GIVEN ENTRIES:

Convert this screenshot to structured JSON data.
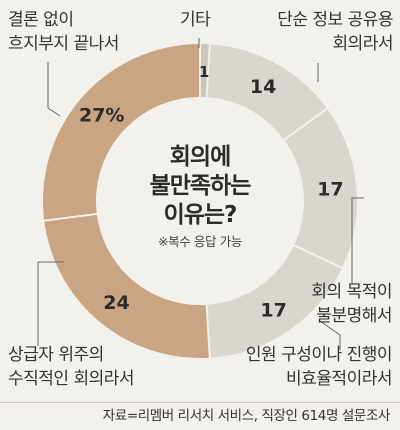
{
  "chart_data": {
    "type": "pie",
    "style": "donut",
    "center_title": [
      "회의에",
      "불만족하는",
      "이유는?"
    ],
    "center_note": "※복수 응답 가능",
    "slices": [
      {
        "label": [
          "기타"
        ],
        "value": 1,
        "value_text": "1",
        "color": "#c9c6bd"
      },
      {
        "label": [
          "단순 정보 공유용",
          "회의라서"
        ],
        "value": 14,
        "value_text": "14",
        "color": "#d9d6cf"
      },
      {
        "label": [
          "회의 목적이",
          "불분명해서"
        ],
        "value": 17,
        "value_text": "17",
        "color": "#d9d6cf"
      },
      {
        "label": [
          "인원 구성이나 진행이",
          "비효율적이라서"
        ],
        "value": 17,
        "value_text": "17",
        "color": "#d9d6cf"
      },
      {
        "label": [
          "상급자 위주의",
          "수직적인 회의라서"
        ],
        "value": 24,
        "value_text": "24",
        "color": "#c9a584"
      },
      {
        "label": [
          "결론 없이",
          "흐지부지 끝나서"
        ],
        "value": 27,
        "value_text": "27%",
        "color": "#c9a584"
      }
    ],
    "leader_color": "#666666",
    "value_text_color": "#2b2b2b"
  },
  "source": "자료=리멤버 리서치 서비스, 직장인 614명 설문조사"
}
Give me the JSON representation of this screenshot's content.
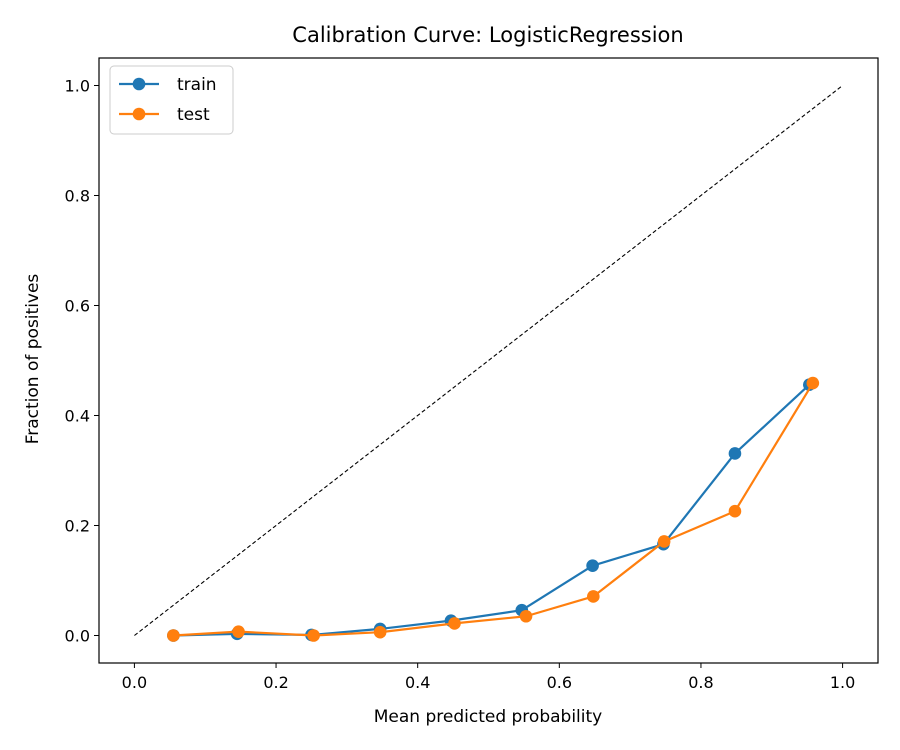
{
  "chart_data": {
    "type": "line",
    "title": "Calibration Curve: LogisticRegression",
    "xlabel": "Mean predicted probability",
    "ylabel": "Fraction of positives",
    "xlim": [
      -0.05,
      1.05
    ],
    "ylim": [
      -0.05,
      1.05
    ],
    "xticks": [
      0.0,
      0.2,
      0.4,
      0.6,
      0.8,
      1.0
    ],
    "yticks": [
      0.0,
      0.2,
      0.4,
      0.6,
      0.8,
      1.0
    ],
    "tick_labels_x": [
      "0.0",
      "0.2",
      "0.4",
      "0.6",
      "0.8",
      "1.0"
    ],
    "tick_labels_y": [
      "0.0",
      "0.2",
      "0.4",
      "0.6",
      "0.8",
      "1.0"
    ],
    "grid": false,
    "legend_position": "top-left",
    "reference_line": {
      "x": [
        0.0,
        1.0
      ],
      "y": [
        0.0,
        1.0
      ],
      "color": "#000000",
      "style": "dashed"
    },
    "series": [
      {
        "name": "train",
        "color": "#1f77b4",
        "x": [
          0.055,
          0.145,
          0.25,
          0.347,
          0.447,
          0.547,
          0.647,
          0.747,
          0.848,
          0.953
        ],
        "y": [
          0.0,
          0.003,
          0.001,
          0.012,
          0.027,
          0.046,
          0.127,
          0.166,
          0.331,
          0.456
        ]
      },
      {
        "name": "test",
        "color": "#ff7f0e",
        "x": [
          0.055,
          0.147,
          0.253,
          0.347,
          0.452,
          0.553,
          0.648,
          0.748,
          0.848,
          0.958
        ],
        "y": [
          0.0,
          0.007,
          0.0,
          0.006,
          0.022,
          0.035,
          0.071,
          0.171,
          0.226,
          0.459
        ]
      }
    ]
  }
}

WORK TO DO: Identify and list each line with the word "JSON".

SOLUTION FOR THIS PROBLEM:
Convert this screenshot to structured JSON data.
Give me the JSON representation of this screenshot's content.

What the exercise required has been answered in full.